▶ **EXERCICES PROPOSÉS**
a - Traduisez en anglais cette phrase de l'extrait sur la FSEJ au Swaziland : « Les campagnes de conscientisation menées par le FSEJ et d'autres sont également cruciales si le Swaziland ne veut pas devenir une autre de ces démocraties africaines dirigées par une élite financière et politique. »
b - Prolongez l'extrait sur la FSEJ au Swaziland en reprenant après sa dernière phrase.

▶ **EXTRAIT CHOISI**
------------
La Foundation for the Socio Economic Justice (FSEJ), constituée en 2003, a construit une base massive de forces démocratiques constituée d’individus conscients et d’organisations d’éducation civique qui enseignent la démocratie et les droits, en particulier dans les zones rurales traditionnellement conservatrices et relativement loyales à la monarchie. L’organisation a donc joué un rôle capital dans le soulèvement en permettant à ceux qui ont reçu une éducation civique de faire le lien entre leur pauvreté, le manque de liberté et la politique du présent régime, ce qui les a amenés à exprimer leur colère contre ce qu’ils identifient comme l’origine de leurs problèmes. Les campagnes de conscientisation menées par le FSEJ et d’autres sont également cruciales si le Swaziland ne veut pas devenir une autre de ces démocraties africaines dirigées par une élite financière et politique.
------------
▶ **DONNÉES AFFICHÉES**
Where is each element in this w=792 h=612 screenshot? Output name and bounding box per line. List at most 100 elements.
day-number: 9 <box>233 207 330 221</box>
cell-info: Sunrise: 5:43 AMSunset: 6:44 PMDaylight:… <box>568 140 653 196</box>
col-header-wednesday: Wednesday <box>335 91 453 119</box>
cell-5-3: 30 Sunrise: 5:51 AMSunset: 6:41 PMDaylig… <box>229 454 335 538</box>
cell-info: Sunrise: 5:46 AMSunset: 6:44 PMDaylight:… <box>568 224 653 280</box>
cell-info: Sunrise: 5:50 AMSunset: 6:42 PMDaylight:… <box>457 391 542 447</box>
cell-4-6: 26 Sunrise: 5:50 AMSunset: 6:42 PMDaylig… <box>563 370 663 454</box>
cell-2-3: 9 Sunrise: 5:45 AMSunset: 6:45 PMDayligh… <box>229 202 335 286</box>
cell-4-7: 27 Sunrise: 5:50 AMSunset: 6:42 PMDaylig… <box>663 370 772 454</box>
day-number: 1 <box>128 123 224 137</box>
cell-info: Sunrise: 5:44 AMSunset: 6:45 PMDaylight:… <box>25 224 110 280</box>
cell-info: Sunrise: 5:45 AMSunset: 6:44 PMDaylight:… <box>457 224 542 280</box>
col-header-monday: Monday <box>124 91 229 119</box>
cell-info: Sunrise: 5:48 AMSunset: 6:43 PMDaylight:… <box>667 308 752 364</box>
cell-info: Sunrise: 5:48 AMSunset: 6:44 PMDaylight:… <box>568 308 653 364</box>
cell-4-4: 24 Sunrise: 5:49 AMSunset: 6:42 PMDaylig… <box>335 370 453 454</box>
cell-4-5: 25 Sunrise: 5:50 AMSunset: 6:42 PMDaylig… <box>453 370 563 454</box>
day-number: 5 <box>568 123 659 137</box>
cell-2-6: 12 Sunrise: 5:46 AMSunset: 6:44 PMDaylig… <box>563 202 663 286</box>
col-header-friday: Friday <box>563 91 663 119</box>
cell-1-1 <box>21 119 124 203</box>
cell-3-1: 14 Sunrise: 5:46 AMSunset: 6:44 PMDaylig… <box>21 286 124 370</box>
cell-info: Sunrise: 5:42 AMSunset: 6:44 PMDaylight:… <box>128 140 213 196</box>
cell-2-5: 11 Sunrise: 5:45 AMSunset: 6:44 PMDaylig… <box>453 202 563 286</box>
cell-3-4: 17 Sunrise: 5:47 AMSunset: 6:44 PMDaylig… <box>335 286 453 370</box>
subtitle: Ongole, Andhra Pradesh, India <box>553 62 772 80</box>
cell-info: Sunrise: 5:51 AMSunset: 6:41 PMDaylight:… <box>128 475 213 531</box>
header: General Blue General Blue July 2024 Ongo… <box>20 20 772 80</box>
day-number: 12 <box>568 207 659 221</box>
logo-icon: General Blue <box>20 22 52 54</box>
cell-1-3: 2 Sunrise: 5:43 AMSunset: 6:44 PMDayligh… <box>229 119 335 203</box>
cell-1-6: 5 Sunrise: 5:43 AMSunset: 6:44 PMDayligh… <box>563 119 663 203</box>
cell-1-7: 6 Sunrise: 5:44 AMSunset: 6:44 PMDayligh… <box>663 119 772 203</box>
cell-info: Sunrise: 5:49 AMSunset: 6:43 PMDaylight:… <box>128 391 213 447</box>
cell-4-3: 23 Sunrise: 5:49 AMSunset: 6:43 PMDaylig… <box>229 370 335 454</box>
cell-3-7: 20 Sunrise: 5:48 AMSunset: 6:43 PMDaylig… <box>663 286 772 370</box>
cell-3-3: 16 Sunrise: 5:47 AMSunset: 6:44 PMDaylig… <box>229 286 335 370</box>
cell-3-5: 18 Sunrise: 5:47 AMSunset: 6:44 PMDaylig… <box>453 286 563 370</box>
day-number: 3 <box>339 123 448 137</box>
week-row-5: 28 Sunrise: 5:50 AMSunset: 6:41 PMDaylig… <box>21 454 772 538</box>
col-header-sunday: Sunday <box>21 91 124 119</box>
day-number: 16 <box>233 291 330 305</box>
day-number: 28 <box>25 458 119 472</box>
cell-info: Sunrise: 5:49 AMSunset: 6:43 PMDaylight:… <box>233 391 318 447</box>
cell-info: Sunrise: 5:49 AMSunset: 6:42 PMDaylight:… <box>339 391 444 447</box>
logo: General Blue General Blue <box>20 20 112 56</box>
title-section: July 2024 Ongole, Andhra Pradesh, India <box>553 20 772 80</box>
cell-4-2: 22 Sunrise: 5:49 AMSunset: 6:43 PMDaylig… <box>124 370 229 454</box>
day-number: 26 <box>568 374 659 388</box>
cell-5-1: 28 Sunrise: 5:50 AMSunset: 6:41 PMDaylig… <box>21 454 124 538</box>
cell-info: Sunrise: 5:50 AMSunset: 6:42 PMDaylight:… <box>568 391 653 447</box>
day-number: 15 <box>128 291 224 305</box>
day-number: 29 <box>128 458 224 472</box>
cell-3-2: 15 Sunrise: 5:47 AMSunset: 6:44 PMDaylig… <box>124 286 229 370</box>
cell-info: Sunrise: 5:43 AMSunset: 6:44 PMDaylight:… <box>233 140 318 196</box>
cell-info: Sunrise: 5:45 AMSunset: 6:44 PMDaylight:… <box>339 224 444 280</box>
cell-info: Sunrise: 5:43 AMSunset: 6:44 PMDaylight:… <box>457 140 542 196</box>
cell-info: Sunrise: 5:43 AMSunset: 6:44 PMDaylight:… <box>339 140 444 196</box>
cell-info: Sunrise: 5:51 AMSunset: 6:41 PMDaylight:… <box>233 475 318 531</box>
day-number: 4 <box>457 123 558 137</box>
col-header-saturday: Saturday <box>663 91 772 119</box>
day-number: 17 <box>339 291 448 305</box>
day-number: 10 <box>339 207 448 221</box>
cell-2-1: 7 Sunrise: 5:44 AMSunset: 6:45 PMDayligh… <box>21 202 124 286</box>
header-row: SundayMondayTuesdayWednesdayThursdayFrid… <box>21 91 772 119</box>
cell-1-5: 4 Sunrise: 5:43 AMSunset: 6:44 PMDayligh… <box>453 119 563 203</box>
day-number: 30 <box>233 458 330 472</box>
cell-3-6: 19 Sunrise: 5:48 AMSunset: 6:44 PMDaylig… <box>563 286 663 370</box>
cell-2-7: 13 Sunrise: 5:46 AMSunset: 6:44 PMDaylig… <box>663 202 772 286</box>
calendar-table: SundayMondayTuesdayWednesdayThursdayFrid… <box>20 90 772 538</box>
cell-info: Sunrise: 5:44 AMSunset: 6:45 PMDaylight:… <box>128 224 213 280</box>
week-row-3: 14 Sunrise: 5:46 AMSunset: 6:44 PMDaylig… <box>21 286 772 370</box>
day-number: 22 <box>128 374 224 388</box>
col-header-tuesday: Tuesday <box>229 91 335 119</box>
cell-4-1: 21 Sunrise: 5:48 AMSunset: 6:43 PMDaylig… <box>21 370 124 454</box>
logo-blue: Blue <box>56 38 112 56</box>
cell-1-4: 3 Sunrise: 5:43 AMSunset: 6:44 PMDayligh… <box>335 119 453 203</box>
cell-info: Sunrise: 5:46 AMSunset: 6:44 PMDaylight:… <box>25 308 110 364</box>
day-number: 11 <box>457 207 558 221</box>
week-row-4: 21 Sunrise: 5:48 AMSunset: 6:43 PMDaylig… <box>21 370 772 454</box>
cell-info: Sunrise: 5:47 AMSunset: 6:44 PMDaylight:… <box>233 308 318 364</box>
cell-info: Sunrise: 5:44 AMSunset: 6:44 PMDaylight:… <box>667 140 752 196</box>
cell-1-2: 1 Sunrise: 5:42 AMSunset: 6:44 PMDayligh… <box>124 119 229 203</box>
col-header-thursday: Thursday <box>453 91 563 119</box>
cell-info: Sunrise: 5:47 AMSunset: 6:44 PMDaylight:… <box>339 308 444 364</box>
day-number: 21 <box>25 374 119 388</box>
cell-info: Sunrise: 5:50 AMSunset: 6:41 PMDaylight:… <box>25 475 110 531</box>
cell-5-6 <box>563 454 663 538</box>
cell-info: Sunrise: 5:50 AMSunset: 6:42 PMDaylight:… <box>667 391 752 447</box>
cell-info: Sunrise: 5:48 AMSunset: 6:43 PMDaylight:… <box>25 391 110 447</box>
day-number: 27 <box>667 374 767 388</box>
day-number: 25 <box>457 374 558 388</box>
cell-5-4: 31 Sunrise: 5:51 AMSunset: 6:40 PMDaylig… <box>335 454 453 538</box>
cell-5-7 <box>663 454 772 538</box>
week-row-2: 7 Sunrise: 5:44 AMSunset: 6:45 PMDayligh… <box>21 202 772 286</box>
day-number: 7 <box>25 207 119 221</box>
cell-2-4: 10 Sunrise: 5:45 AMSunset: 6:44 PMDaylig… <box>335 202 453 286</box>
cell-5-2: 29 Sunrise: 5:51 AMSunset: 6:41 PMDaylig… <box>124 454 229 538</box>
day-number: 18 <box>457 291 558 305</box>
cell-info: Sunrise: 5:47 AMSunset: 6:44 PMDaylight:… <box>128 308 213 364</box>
------------
▶ **RÉPONSES PAR EXERCICE**
a - The awareness-raising campaigns led by the FSEJ and others are also crucial if Swaziland is not to become another of those African democracies run by a financial and political elite.

b -
Le People’s United Democratic Movement (PUDEMO) a été, depuis sa formation en 1983, le principal mouvement politique du pays et fera probablement partie d’un gouvernement démocratique de coalition. Le manifeste du PUDEMO, écrit en 1985, est clairement en opposition avec le présent régime et déclare qu’ « il est entièrement dévoué à la création d’un Swaziland démocratique, que la richesse du pays doit être partagée entre tous les citoyens également, que la terre sera donnée à ceux qui la cultivent, que la scolarité sera gratuite, universelle et obligatoire pour tous les enfants et que les droits humains seront appliqués et respectés. »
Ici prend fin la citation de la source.